RECORD SET>
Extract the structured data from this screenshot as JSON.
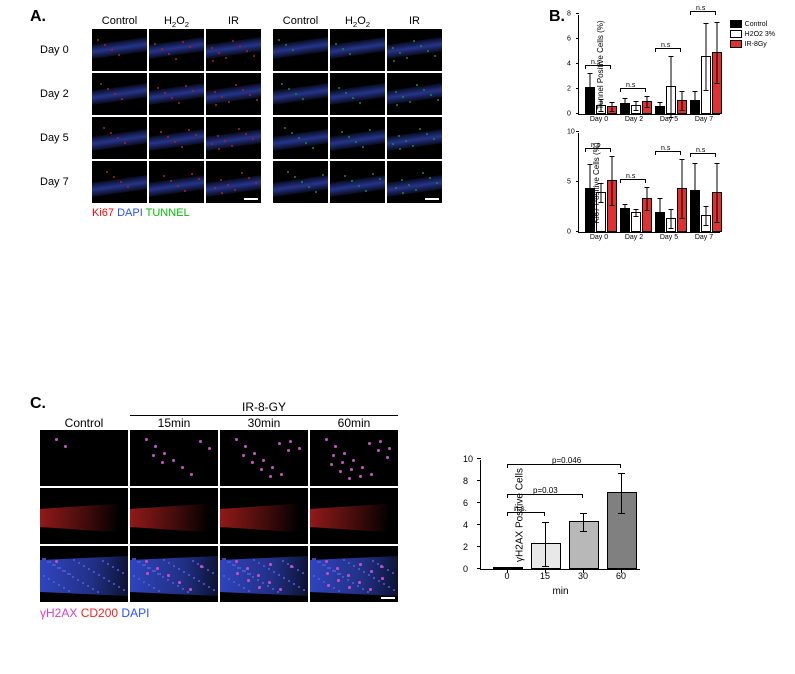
{
  "panelA": {
    "label": "A.",
    "row_labels": [
      "Day  0",
      "Day 2",
      "Day 5",
      "Day 7"
    ],
    "col_labels_left": [
      "Control",
      "H₂O₂",
      "IR"
    ],
    "col_labels_right": [
      "Control",
      "H₂O₂",
      "IR"
    ],
    "legend_left": [
      {
        "text": "Ki67",
        "color": "#ff0000"
      },
      {
        "text": "DAPI",
        "color": "#2952ff"
      },
      {
        "text": "TUNNEL",
        "color": "#00c000"
      }
    ],
    "micro_colors": {
      "dapi_band": "#2a3a9a",
      "ki67_signal": "#b02020",
      "tunnel_signal": "#1a8a3a",
      "bg": "#000000"
    }
  },
  "panelB": {
    "label": "B.",
    "legend": [
      {
        "label": "Control",
        "fill": "#000000"
      },
      {
        "label": "H2O2 3%",
        "fill": "#ffffff"
      },
      {
        "label": "IR-8Gy",
        "fill": "#e03030"
      }
    ],
    "chart1": {
      "ylabel": "Tunnel Positive Cells (%)",
      "ymax": 8,
      "yticks": [
        0,
        2,
        4,
        6,
        8
      ],
      "groups": [
        "Day 0",
        "Day 2",
        "Day 5",
        "Day 7"
      ],
      "data": [
        [
          2.0,
          0.6,
          0.5
        ],
        [
          0.7,
          0.6,
          0.9
        ],
        [
          0.5,
          2.1,
          1.0
        ],
        [
          1.0,
          4.5,
          4.8
        ]
      ],
      "errors": [
        [
          1.2,
          0.5,
          0.4
        ],
        [
          0.5,
          0.4,
          0.5
        ],
        [
          0.4,
          2.5,
          0.8
        ],
        [
          0.8,
          2.7,
          2.5
        ]
      ],
      "sig": [
        "n.s",
        "n.s",
        "n.s",
        "n.s"
      ]
    },
    "chart2": {
      "ylabel": "Ki67 Positive Cells (%)",
      "ymax": 10,
      "yticks": [
        0,
        5,
        10
      ],
      "groups": [
        "Day 0",
        "Day 2",
        "Day 5",
        "Day 7"
      ],
      "data": [
        [
          4.2,
          3.8,
          5.0
        ],
        [
          2.2,
          1.8,
          3.2
        ],
        [
          1.8,
          1.2,
          4.2
        ],
        [
          4.0,
          1.5,
          3.8
        ]
      ],
      "errors": [
        [
          2.5,
          1.0,
          2.5
        ],
        [
          0.5,
          0.4,
          1.2
        ],
        [
          1.5,
          1.0,
          3.0
        ],
        [
          2.8,
          1.0,
          3.0
        ]
      ],
      "sig": [
        "n.s",
        "n.s",
        "n.s",
        "n.s"
      ]
    }
  },
  "panelC": {
    "label": "C.",
    "span_label": "IR-8-GY",
    "col_labels": [
      "Control",
      "15min",
      "30min",
      "60min"
    ],
    "legend": [
      {
        "text": "γH2AX",
        "color": "#d040d0"
      },
      {
        "text": "CD200",
        "color": "#ff2020"
      },
      {
        "text": "DAPI",
        "color": "#2952ff"
      }
    ],
    "micro_colors": {
      "yh2ax": "#c050c0",
      "cd200": "#b82020",
      "dapi": "#3045c0",
      "bg": "#000000"
    },
    "chart": {
      "ylabel": "γH2AX Positive Cells",
      "xlabel": "min",
      "ymax": 10,
      "yticks": [
        0,
        2,
        4,
        6,
        8,
        10
      ],
      "xticks": [
        "0",
        "15",
        "30",
        "60"
      ],
      "bars": [
        {
          "x": "0",
          "value": 0,
          "err": 0,
          "fill": "#ffffff"
        },
        {
          "x": "15",
          "value": 2.2,
          "err": 2.0,
          "fill": "#e8e8e8"
        },
        {
          "x": "30",
          "value": 4.2,
          "err": 0.8,
          "fill": "#b8b8b8"
        },
        {
          "x": "60",
          "value": 6.8,
          "err": 1.8,
          "fill": "#808080"
        }
      ],
      "sig": [
        {
          "label": "n.s.",
          "from": 0,
          "to": 1,
          "y": 4.8
        },
        {
          "label": "p=0.03",
          "from": 0,
          "to": 2,
          "y": 6.5
        },
        {
          "label": "p=0.046",
          "from": 0,
          "to": 3,
          "y": 9.2
        }
      ]
    }
  }
}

ASSIGNED TASK> Would it be possible to copy the material exactly, excluding the images?

SOLUTION FOR THIS PROBLEM>
Extract the structured data from this screenshot as JSON.
{
  "panelA": {
    "label": "A.",
    "row_labels": [
      "Day  0",
      "Day 2",
      "Day 5",
      "Day 7"
    ],
    "col_labels_left": [
      "Control",
      "H₂O₂",
      "IR"
    ],
    "col_labels_right": [
      "Control",
      "H₂O₂",
      "IR"
    ],
    "legend_left": [
      {
        "text": "Ki67",
        "color": "#ff0000"
      },
      {
        "text": "DAPI",
        "color": "#2952ff"
      },
      {
        "text": "TUNNEL",
        "color": "#00c000"
      }
    ],
    "micro_colors": {
      "dapi_band": "#2a3a9a",
      "ki67_signal": "#b02020",
      "tunnel_signal": "#1a8a3a",
      "bg": "#000000"
    }
  },
  "panelB": {
    "label": "B.",
    "legend": [
      {
        "label": "Control",
        "fill": "#000000"
      },
      {
        "label": "H2O2 3%",
        "fill": "#ffffff"
      },
      {
        "label": "IR-8Gy",
        "fill": "#e03030"
      }
    ],
    "chart1": {
      "ylabel": "Tunnel Positive Cells (%)",
      "ymax": 8,
      "yticks": [
        0,
        2,
        4,
        6,
        8
      ],
      "groups": [
        "Day 0",
        "Day 2",
        "Day 5",
        "Day 7"
      ],
      "data": [
        [
          2.0,
          0.6,
          0.5
        ],
        [
          0.7,
          0.6,
          0.9
        ],
        [
          0.5,
          2.1,
          1.0
        ],
        [
          1.0,
          4.5,
          4.8
        ]
      ],
      "errors": [
        [
          1.2,
          0.5,
          0.4
        ],
        [
          0.5,
          0.4,
          0.5
        ],
        [
          0.4,
          2.5,
          0.8
        ],
        [
          0.8,
          2.7,
          2.5
        ]
      ],
      "sig": [
        "n.s",
        "n.s",
        "n.s",
        "n.s"
      ]
    },
    "chart2": {
      "ylabel": "Ki67 Positive Cells (%)",
      "ymax": 10,
      "yticks": [
        0,
        5,
        10
      ],
      "groups": [
        "Day 0",
        "Day 2",
        "Day 5",
        "Day 7"
      ],
      "data": [
        [
          4.2,
          3.8,
          5.0
        ],
        [
          2.2,
          1.8,
          3.2
        ],
        [
          1.8,
          1.2,
          4.2
        ],
        [
          4.0,
          1.5,
          3.8
        ]
      ],
      "errors": [
        [
          2.5,
          1.0,
          2.5
        ],
        [
          0.5,
          0.4,
          1.2
        ],
        [
          1.5,
          1.0,
          3.0
        ],
        [
          2.8,
          1.0,
          3.0
        ]
      ],
      "sig": [
        "n.s",
        "n.s",
        "n.s",
        "n.s"
      ]
    }
  },
  "panelC": {
    "label": "C.",
    "span_label": "IR-8-GY",
    "col_labels": [
      "Control",
      "15min",
      "30min",
      "60min"
    ],
    "legend": [
      {
        "text": "γH2AX",
        "color": "#d040d0"
      },
      {
        "text": "CD200",
        "color": "#ff2020"
      },
      {
        "text": "DAPI",
        "color": "#2952ff"
      }
    ],
    "micro_colors": {
      "yh2ax": "#c050c0",
      "cd200": "#b82020",
      "dapi": "#3045c0",
      "bg": "#000000"
    },
    "chart": {
      "ylabel": "γH2AX Positive Cells",
      "xlabel": "min",
      "ymax": 10,
      "yticks": [
        0,
        2,
        4,
        6,
        8,
        10
      ],
      "xticks": [
        "0",
        "15",
        "30",
        "60"
      ],
      "bars": [
        {
          "x": "0",
          "value": 0,
          "err": 0,
          "fill": "#ffffff"
        },
        {
          "x": "15",
          "value": 2.2,
          "err": 2.0,
          "fill": "#e8e8e8"
        },
        {
          "x": "30",
          "value": 4.2,
          "err": 0.8,
          "fill": "#b8b8b8"
        },
        {
          "x": "60",
          "value": 6.8,
          "err": 1.8,
          "fill": "#808080"
        }
      ],
      "sig": [
        {
          "label": "n.s.",
          "from": 0,
          "to": 1,
          "y": 4.8
        },
        {
          "label": "p=0.03",
          "from": 0,
          "to": 2,
          "y": 6.5
        },
        {
          "label": "p=0.046",
          "from": 0,
          "to": 3,
          "y": 9.2
        }
      ]
    }
  }
}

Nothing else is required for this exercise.